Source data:

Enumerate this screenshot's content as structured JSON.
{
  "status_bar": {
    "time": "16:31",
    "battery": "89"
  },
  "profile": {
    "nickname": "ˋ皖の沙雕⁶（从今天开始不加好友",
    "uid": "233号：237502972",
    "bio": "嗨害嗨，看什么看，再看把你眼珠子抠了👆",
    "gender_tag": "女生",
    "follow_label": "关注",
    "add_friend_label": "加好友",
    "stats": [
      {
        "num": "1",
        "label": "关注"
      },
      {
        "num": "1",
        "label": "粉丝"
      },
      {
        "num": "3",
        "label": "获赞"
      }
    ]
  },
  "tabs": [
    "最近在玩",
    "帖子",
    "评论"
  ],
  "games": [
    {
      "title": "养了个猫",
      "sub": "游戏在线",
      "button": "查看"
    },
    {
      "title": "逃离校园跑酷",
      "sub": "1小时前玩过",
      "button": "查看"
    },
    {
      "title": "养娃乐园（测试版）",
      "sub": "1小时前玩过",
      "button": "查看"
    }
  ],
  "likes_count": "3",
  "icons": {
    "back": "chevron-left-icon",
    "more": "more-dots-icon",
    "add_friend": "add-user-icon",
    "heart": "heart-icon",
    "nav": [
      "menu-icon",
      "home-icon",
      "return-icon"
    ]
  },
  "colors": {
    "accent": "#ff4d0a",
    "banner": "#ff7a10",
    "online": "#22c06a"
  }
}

WHAT TO PRODUCE: Reproduce the entire listing word for word.

WRITTEN RESPONSE:
Enumerate this screenshot's content as structured JSON.
{
  "status_bar": {
    "time": "16:31",
    "battery": "89"
  },
  "profile": {
    "nickname": "ˋ皖の沙雕⁶（从今天开始不加好友",
    "uid": "233号：237502972",
    "bio": "嗨害嗨，看什么看，再看把你眼珠子抠了👆",
    "gender_tag": "女生",
    "follow_label": "关注",
    "add_friend_label": "加好友",
    "stats": [
      {
        "num": "1",
        "label": "关注"
      },
      {
        "num": "1",
        "label": "粉丝"
      },
      {
        "num": "3",
        "label": "获赞"
      }
    ]
  },
  "tabs": [
    "最近在玩",
    "帖子",
    "评论"
  ],
  "games": [
    {
      "title": "养了个猫",
      "sub": "游戏在线",
      "button": "查看"
    },
    {
      "title": "逃离校园跑酷",
      "sub": "1小时前玩过",
      "button": "查看"
    },
    {
      "title": "养娃乐园（测试版）",
      "sub": "1小时前玩过",
      "button": "查看"
    }
  ],
  "likes_count": "3",
  "icons": {
    "back": "chevron-left-icon",
    "more": "more-dots-icon",
    "add_friend": "add-user-icon",
    "heart": "heart-icon",
    "nav": [
      "menu-icon",
      "home-icon",
      "return-icon"
    ]
  },
  "colors": {
    "accent": "#ff4d0a",
    "banner": "#ff7a10",
    "online": "#22c06a"
  }
}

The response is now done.